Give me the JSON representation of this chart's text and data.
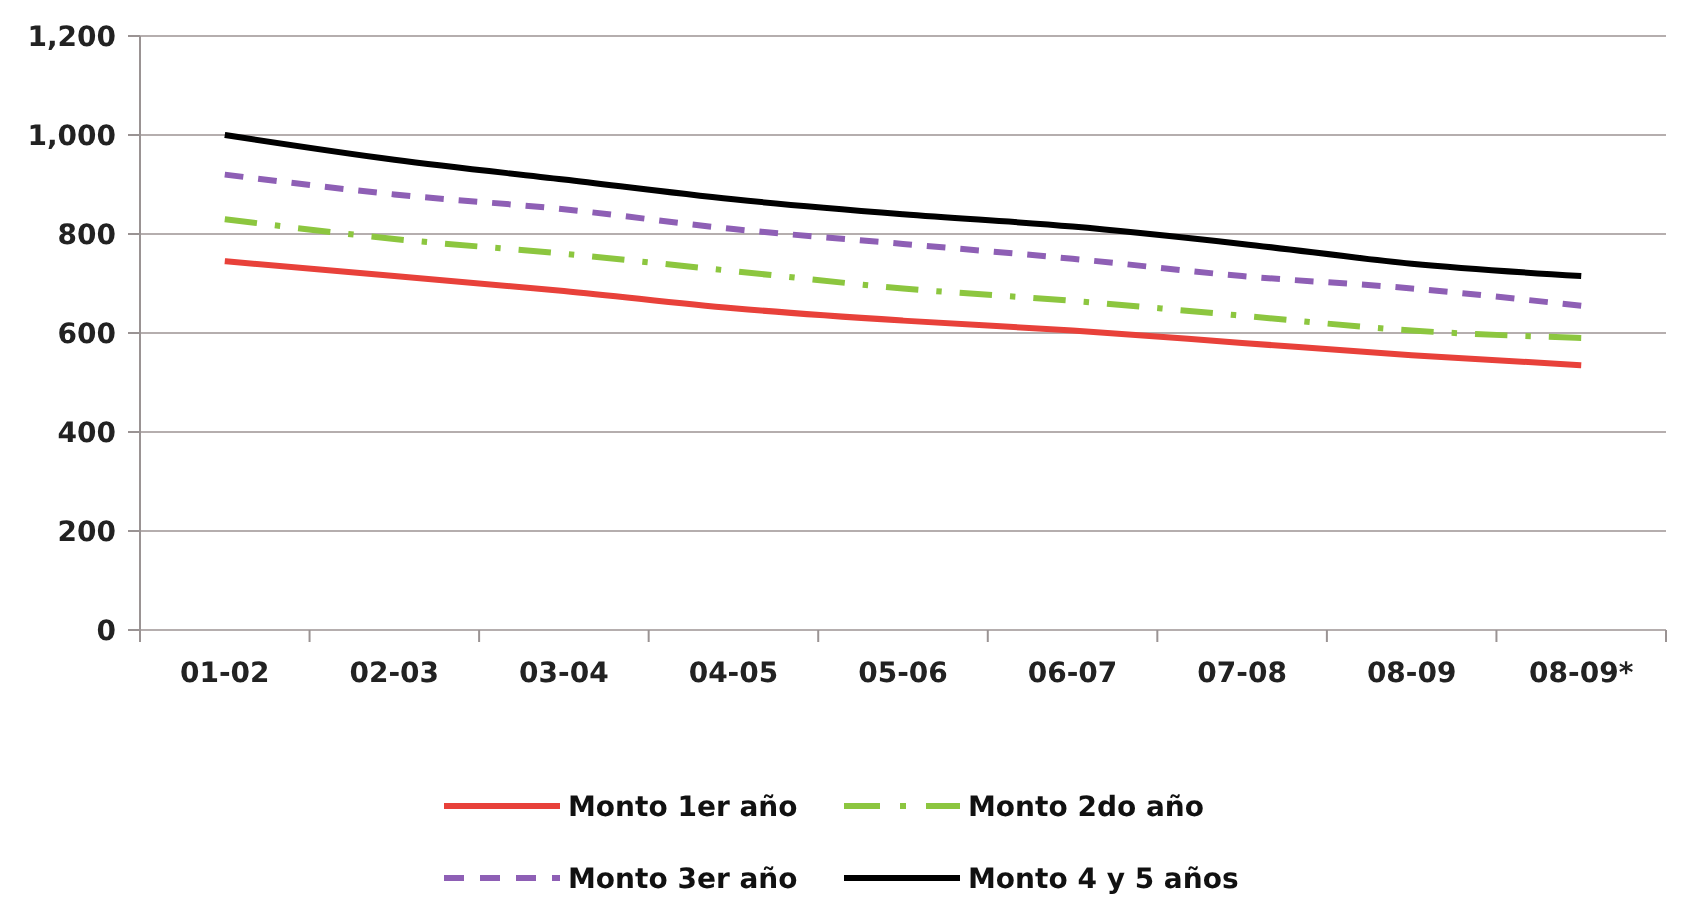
{
  "chart_data": {
    "type": "line",
    "categories": [
      "01-02",
      "02-03",
      "03-04",
      "04-05",
      "05-06",
      "06-07",
      "07-08",
      "08-09",
      "08-09*"
    ],
    "series": [
      {
        "name": "Monto 1er año",
        "color": "#e8413a",
        "line_style": "solid",
        "values": [
          745,
          715,
          685,
          650,
          625,
          605,
          580,
          555,
          535
        ]
      },
      {
        "name": "Monto 2do año",
        "color": "#8cc63f",
        "line_style": "dashdot",
        "values": [
          830,
          790,
          760,
          725,
          690,
          665,
          635,
          605,
          590
        ]
      },
      {
        "name": "Monto 3er año",
        "color": "#8e5fb5",
        "line_style": "dashed",
        "values": [
          920,
          880,
          850,
          810,
          780,
          750,
          715,
          690,
          655
        ]
      },
      {
        "name": "Monto 4 y 5 años",
        "color": "#000000",
        "line_style": "solid",
        "values": [
          1000,
          950,
          910,
          870,
          840,
          815,
          780,
          740,
          715
        ]
      }
    ],
    "ylim": [
      0,
      1200
    ],
    "yticks": [
      0,
      {
        "value": 200,
        "label": "200"
      },
      {
        "value": 400,
        "label": "400"
      },
      {
        "value": 600,
        "label": "600"
      },
      {
        "value": 800,
        "label": "800"
      },
      {
        "value": 1000,
        "label": "1,000"
      },
      {
        "value": 1200,
        "label": "1,200"
      }
    ],
    "grid": "y",
    "legend": "bottom",
    "marker": "none"
  }
}
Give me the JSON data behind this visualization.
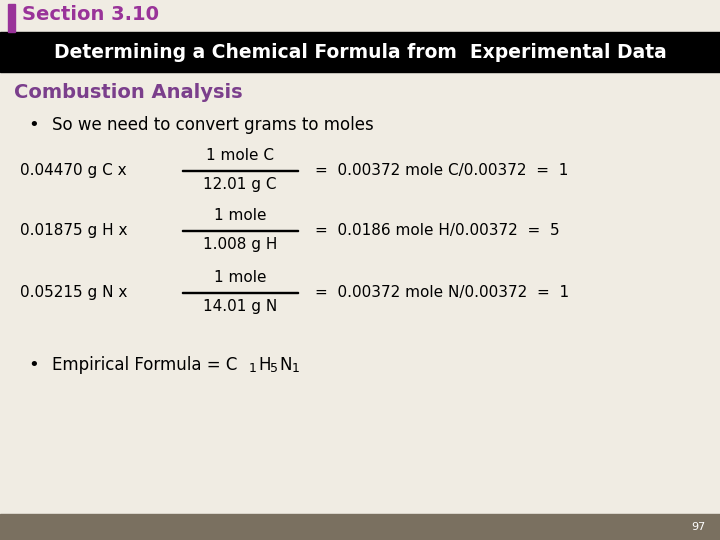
{
  "section_title": "Section 3.10",
  "section_title_color": "#993399",
  "header_text": "Determining a Chemical Formula from  Experimental Data",
  "header_bg": "#000000",
  "header_text_color": "#ffffff",
  "subheader": "Combustion Analysis",
  "subheader_color": "#7b3f8c",
  "bg_color": "#f0ece3",
  "footer_bg": "#7a7060",
  "page_number": "97",
  "bullet1": "So we need to convert grams to moles",
  "section_bar_color": "#993399",
  "eq1_left": "0.04470 g C x",
  "eq1_num": "1 mole C",
  "eq1_den": "12.01 g C",
  "eq1_right": "=  0.00372 mole C/0.00372  =  1",
  "eq2_left": "0.01875 g H x",
  "eq2_num": "1 mole",
  "eq2_den": "1.008 g H",
  "eq2_right": "=  0.0186 mole H/0.00372  =  5",
  "eq3_left": "0.05215 g N x",
  "eq3_num": "1 mole",
  "eq3_den": "14.01 g N",
  "eq3_right": "=  0.00372 mole N/0.00372  =  1"
}
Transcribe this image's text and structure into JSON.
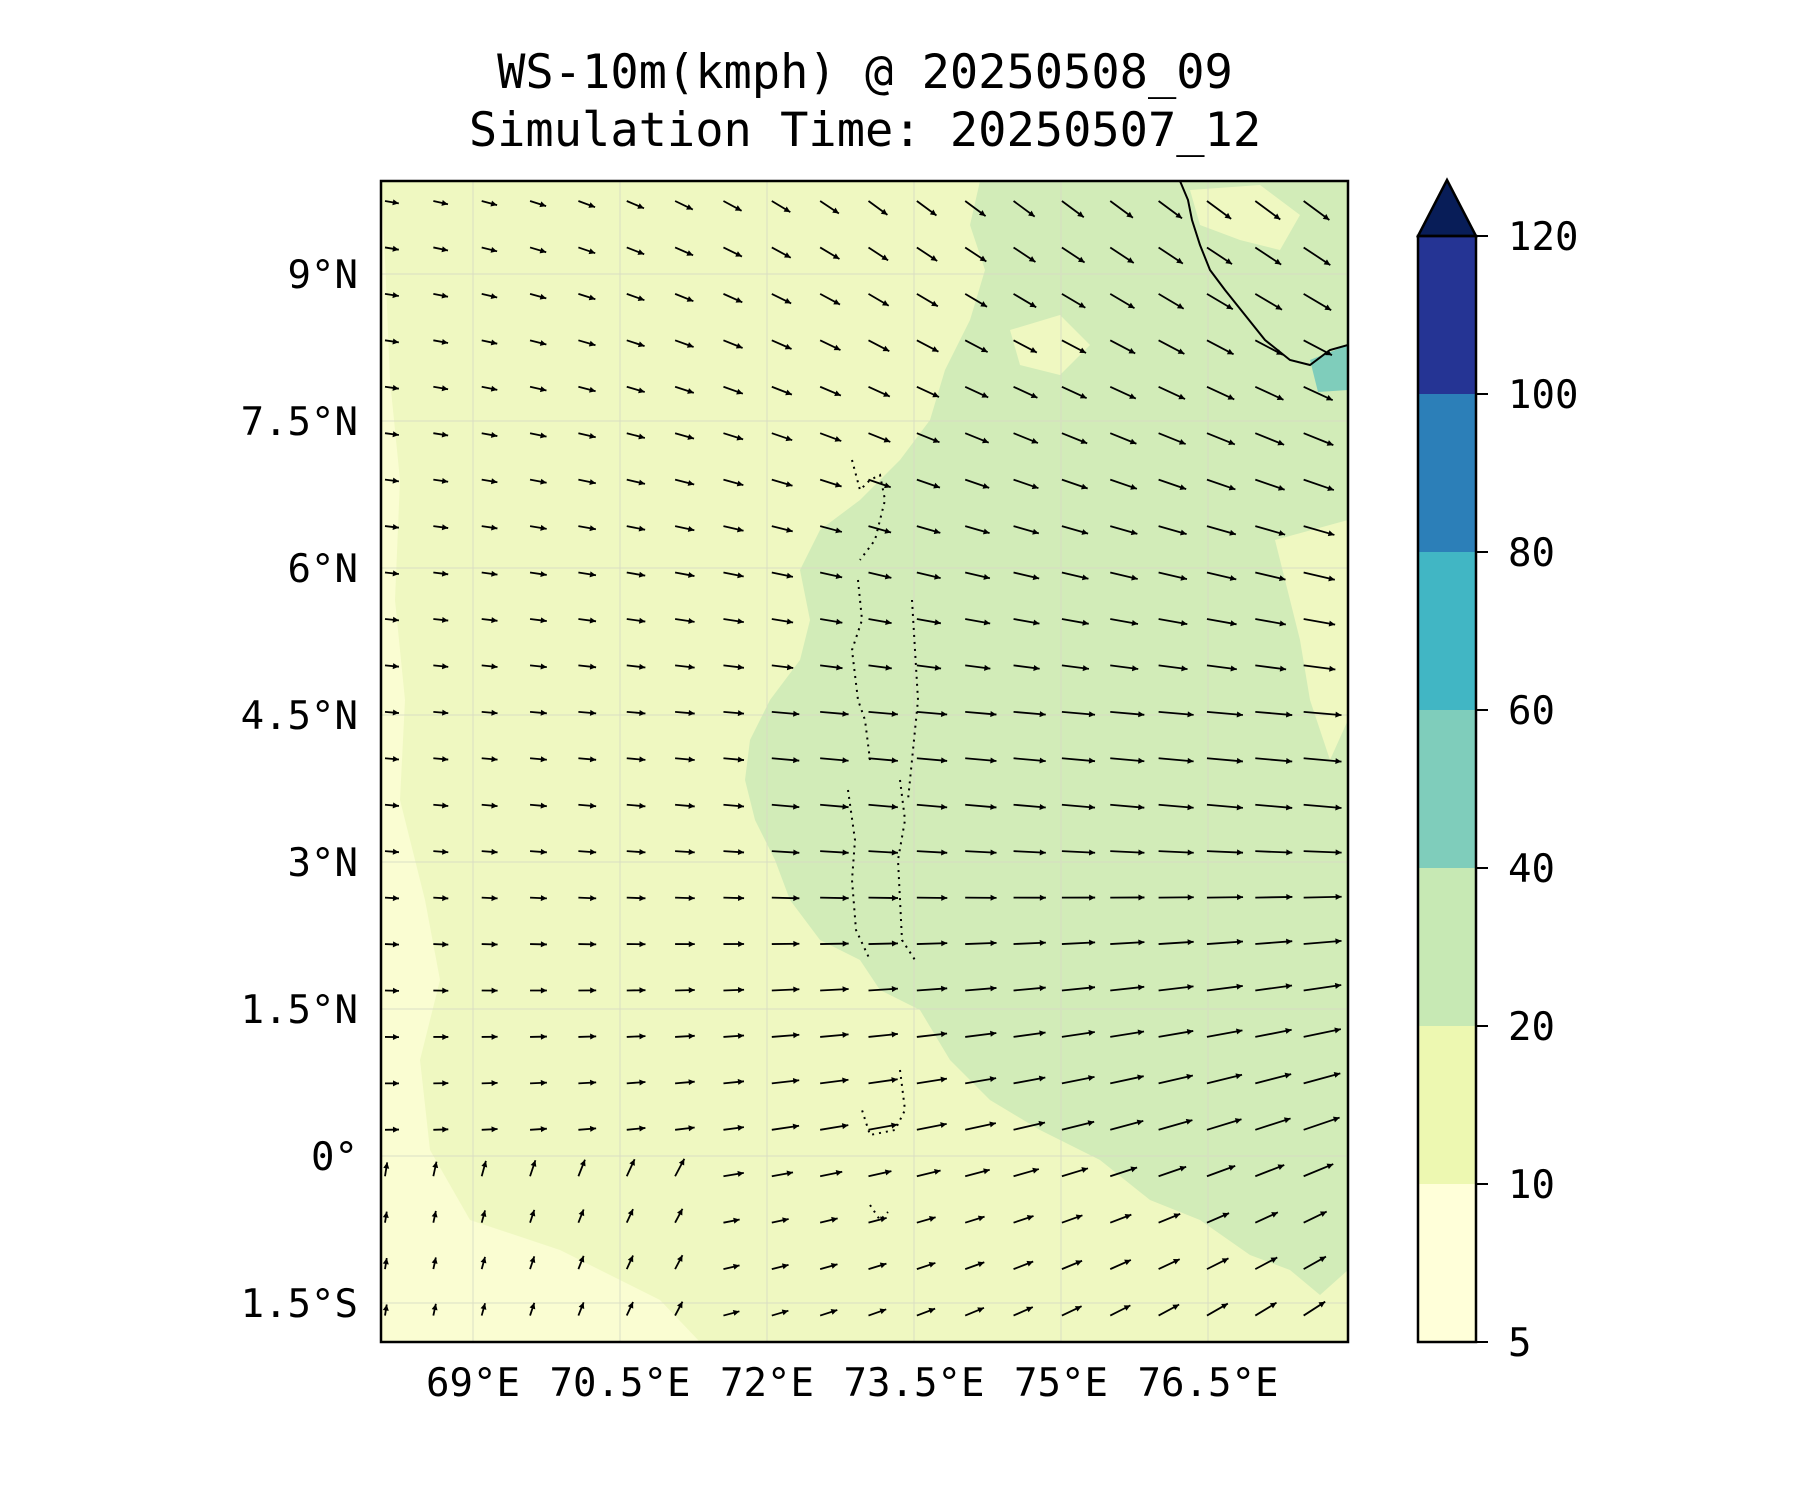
{
  "title": {
    "line1": "WS-10m(kmph) @ 20250508_09",
    "line2": "Simulation Time: 20250507_12"
  },
  "map": {
    "variable": "10 m wind speed",
    "units": "kmph",
    "lon_range": [
      67.7,
      78.0
    ],
    "lat_range": [
      -1.95,
      9.85
    ],
    "lon_ticks": [
      69,
      70.5,
      72,
      73.5,
      75,
      76.5
    ],
    "lon_tick_labels": [
      "69°E",
      "70.5°E",
      "72°E",
      "73.5°E",
      "75°E",
      "76.5°E"
    ],
    "lat_ticks": [
      9,
      7.5,
      6,
      4.5,
      3,
      1.5,
      0,
      -1.5
    ],
    "lat_tick_labels": [
      "9°N",
      "7.5°N",
      "6°N",
      "4.5°N",
      "3°N",
      "1.5°N",
      "0°",
      "1.5°S"
    ],
    "gridlines": true,
    "wind_vectors": true,
    "coastline": true,
    "dominant_wind": "westerly to west-northwesterly, turning northwesterly in the north and southwesterly in the south-east",
    "speed_regions": [
      {
        "range": "5-10",
        "area": "south-west corner"
      },
      {
        "range": "10-20",
        "area": "western half"
      },
      {
        "range": "20-40",
        "area": "central and eastern half"
      },
      {
        "range": "40-60",
        "area": "small patch near 8°N, 77.8°E"
      }
    ]
  },
  "colorbar": {
    "levels": [
      5,
      10,
      20,
      40,
      60,
      80,
      100,
      120
    ],
    "tick_labels": [
      "5",
      "10",
      "20",
      "40",
      "60",
      "80",
      "100",
      "120"
    ],
    "colors": [
      "#ffffd9",
      "#edf8b1",
      "#c7e9b4",
      "#7fcdbb",
      "#41b6c4",
      "#2c7fb8",
      "#253494"
    ],
    "extend_color": "#081d58",
    "extend": "max"
  },
  "colors": {
    "very_light": "#ffffd9",
    "low": "#eff8c1",
    "mid": "#d2ecb8",
    "high": "#7fcdbb"
  }
}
★ ★ ★ ★ ★ ★ ★
* _STATED PROBLEM_:
Search the material above for "kmph". Pull out each line where it shows up.

* _REPLY_:
    "line1": "WS-10m(kmph) @ 20250508_09",
    "units": "kmph",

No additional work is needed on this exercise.